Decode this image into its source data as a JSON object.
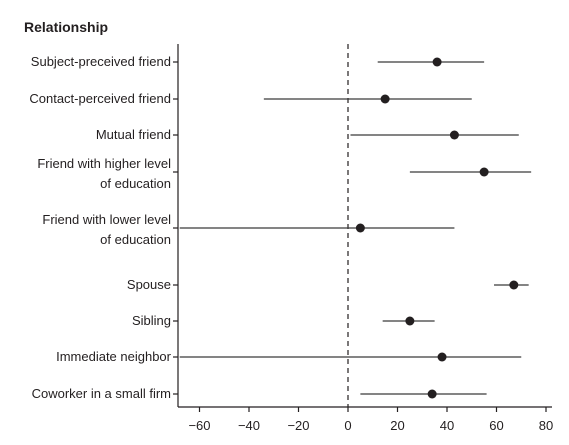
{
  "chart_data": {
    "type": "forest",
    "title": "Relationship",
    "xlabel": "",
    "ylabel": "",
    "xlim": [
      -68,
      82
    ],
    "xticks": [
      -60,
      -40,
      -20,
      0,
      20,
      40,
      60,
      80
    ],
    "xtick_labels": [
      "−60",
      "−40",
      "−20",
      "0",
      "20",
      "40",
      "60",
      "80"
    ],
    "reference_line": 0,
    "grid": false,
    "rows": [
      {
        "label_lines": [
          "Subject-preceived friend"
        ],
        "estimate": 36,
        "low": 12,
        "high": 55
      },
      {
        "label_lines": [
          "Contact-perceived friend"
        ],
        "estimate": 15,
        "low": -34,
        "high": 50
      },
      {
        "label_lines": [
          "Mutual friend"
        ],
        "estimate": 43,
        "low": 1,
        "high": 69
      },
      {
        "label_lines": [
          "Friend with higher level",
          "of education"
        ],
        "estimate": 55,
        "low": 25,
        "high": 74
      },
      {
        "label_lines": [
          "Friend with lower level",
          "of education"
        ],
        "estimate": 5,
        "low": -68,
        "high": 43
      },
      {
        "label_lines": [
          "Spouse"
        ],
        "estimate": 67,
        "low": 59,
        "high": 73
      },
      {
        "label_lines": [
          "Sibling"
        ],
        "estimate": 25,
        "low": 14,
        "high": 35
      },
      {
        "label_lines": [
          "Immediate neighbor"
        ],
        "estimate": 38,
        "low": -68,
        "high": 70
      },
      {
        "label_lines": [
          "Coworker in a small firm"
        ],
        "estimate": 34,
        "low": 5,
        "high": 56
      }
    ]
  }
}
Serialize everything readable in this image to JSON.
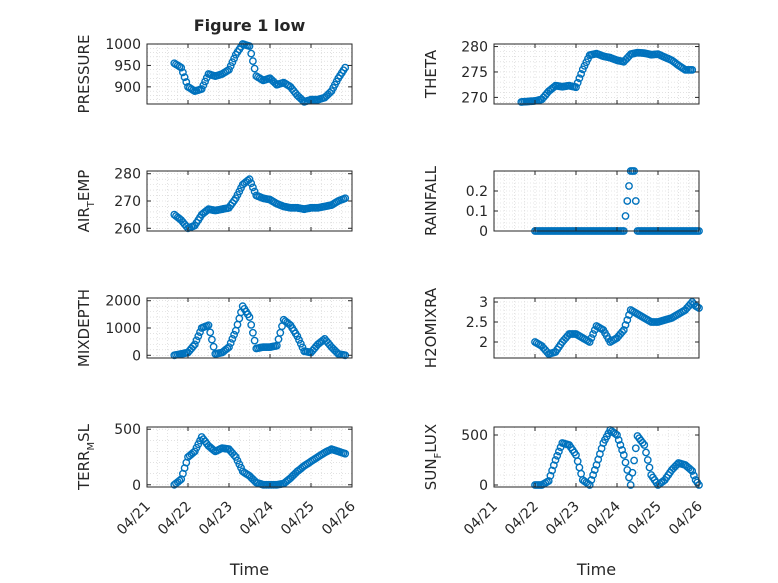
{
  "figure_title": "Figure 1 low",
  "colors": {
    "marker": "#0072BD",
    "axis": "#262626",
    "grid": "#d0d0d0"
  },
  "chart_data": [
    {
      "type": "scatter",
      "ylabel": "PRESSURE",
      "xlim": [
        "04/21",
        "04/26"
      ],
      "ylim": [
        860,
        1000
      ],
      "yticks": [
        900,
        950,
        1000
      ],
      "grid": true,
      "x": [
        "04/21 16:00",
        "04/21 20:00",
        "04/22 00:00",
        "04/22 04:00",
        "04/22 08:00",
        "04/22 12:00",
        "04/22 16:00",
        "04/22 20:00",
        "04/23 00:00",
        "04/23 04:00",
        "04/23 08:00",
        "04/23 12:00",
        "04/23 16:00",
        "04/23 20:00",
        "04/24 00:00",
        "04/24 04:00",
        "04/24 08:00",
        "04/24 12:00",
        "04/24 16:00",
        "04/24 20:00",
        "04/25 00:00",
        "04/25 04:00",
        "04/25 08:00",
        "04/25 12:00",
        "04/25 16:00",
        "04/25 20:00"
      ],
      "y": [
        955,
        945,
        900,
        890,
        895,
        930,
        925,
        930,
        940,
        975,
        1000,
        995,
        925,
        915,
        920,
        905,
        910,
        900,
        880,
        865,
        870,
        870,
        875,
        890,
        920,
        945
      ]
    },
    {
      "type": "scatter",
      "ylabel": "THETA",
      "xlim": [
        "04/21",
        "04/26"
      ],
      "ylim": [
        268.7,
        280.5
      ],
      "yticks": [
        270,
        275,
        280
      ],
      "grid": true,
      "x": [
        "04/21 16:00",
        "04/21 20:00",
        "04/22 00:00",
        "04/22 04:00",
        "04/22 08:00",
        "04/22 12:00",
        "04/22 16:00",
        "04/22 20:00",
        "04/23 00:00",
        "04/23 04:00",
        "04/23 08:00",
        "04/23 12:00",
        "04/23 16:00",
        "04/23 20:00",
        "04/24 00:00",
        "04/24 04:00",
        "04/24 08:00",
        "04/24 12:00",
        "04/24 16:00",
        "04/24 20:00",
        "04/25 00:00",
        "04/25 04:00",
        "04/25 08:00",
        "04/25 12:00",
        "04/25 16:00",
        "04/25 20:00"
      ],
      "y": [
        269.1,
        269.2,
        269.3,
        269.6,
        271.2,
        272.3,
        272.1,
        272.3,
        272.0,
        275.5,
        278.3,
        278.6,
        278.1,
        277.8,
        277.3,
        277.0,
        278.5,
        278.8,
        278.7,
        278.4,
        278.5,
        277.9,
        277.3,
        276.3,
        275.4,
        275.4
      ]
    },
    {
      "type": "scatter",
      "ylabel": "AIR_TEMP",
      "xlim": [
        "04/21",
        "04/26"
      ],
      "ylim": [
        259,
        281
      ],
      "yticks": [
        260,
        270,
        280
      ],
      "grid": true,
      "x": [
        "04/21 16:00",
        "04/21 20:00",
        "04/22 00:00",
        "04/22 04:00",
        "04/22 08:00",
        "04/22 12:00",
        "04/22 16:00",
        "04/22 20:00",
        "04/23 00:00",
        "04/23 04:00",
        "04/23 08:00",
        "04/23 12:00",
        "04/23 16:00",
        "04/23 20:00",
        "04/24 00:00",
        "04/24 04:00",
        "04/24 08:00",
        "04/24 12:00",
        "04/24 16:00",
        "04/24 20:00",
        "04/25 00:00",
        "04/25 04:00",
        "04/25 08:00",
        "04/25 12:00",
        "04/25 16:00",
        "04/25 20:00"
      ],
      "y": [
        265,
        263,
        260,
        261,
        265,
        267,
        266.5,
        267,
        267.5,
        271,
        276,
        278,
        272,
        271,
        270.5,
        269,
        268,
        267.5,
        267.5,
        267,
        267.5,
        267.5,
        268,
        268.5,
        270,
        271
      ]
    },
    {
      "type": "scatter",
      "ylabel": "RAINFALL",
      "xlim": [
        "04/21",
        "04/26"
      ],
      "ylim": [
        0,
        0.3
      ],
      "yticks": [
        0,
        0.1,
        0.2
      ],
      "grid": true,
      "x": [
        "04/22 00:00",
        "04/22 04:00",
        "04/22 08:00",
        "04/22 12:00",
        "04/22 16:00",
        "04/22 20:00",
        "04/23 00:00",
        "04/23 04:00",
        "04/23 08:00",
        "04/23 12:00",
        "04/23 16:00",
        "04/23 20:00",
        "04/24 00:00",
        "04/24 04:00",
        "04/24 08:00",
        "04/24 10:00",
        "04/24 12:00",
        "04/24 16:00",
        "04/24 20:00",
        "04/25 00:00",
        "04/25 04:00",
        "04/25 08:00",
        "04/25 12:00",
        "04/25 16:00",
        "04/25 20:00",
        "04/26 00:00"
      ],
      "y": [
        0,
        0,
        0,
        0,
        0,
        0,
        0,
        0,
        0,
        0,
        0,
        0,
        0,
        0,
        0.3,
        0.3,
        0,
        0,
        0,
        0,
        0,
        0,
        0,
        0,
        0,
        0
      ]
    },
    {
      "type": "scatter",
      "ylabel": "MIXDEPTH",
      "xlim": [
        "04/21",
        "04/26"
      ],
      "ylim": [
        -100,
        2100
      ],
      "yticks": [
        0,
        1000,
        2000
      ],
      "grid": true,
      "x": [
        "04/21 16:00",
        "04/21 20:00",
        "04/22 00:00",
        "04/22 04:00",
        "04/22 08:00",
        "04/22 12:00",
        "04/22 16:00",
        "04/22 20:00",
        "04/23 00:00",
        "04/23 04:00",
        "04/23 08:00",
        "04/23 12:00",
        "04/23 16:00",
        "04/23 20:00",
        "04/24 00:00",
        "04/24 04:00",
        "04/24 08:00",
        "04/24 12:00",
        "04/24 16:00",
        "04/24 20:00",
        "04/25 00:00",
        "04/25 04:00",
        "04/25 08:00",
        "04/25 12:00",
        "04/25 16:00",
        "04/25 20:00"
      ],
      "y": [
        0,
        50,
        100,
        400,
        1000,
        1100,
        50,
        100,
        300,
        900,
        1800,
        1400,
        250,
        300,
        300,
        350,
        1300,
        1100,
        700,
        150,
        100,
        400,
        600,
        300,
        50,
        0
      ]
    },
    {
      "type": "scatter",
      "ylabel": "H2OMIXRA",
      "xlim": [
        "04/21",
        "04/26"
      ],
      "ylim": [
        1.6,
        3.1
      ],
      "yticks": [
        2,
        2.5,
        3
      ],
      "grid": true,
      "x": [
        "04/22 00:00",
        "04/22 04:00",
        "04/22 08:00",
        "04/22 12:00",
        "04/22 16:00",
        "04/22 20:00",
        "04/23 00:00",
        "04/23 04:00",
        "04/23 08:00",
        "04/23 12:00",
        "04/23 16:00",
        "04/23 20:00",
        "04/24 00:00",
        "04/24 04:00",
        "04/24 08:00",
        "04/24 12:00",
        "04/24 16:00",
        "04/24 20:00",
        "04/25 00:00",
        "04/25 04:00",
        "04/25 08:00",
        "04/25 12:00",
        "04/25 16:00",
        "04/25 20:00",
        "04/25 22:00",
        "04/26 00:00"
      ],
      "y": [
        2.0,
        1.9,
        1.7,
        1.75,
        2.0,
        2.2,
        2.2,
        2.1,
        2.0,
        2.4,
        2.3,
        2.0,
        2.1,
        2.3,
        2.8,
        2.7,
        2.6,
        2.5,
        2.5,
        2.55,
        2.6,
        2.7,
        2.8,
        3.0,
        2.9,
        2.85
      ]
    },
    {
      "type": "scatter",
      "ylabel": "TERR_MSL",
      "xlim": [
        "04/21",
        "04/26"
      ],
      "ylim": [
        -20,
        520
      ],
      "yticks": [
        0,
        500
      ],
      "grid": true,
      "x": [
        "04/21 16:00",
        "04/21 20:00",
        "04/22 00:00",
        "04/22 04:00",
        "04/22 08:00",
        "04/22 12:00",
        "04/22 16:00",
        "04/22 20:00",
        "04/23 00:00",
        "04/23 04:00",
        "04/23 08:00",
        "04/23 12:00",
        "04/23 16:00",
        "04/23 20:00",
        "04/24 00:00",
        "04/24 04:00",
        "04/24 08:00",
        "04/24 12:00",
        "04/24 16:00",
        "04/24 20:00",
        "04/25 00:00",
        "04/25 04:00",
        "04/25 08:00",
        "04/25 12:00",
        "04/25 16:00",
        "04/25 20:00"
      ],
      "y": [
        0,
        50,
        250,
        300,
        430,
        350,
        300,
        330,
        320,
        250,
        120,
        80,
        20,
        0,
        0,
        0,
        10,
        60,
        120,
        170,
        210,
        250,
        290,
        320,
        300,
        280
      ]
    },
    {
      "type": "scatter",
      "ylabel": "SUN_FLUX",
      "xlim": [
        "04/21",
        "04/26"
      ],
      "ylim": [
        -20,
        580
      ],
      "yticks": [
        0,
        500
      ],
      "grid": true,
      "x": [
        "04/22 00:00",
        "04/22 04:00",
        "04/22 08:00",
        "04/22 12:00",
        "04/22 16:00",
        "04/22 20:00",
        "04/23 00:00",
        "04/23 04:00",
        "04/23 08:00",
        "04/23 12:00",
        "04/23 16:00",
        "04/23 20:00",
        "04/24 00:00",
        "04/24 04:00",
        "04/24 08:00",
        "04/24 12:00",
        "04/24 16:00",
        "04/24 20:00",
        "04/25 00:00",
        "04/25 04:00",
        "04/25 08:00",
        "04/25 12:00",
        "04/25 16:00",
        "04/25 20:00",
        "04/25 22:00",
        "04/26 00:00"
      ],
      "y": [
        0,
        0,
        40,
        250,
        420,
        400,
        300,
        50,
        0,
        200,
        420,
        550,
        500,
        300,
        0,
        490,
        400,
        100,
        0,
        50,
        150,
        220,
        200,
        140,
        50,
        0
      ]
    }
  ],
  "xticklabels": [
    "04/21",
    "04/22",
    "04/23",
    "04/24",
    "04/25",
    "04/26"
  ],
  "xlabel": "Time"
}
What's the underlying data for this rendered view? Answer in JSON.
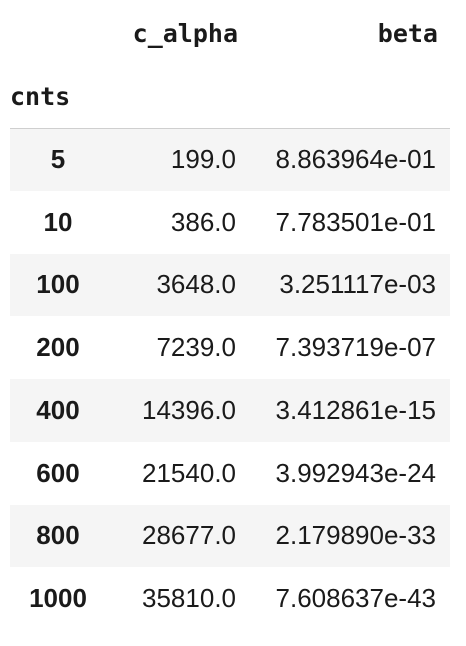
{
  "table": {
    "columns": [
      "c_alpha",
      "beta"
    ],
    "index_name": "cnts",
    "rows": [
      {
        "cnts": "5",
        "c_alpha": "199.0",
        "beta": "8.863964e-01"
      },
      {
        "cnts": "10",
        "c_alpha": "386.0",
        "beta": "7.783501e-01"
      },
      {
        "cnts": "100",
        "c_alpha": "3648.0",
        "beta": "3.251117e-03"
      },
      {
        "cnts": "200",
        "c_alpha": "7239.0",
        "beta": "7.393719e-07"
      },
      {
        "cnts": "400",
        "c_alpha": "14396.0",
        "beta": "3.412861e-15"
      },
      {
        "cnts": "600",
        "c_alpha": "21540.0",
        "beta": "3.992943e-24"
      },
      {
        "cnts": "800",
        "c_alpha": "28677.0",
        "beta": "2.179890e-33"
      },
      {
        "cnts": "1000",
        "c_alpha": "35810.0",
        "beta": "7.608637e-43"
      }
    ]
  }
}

* CHALLENGE:
Using the material above, gather every line that includes "with".

* RESULT OF THE TASK:
          "Friend with higher level",
          "Friend with lower level",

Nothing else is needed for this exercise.